* **Task brief**: Return the whole listing, keeping every character the same.

Extracted material start

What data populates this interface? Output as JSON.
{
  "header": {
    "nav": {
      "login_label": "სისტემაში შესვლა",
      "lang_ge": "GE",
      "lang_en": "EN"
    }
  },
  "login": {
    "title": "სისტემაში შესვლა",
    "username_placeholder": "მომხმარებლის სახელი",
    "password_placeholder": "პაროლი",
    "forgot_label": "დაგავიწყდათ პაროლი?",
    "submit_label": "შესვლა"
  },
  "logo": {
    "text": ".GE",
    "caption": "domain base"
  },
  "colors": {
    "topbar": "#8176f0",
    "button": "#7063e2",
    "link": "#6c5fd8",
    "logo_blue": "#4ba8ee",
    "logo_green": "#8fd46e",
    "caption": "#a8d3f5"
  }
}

Extracted material end

* **Answer to the task**:
What data populates this interface? Output as JSON.
{
  "header": {
    "nav": {
      "login_label": "სისტემაში შესვლა",
      "lang_ge": "GE",
      "lang_en": "EN"
    }
  },
  "login": {
    "title": "სისტემაში შესვლა",
    "username_placeholder": "მომხმარებლის სახელი",
    "password_placeholder": "პაროლი",
    "forgot_label": "დაგავიწყდათ პაროლი?",
    "submit_label": "შესვლა"
  },
  "logo": {
    "text": ".GE",
    "caption": "domain base"
  },
  "colors": {
    "topbar": "#8176f0",
    "button": "#7063e2",
    "link": "#6c5fd8",
    "logo_blue": "#4ba8ee",
    "logo_green": "#8fd46e",
    "caption": "#a8d3f5"
  }
}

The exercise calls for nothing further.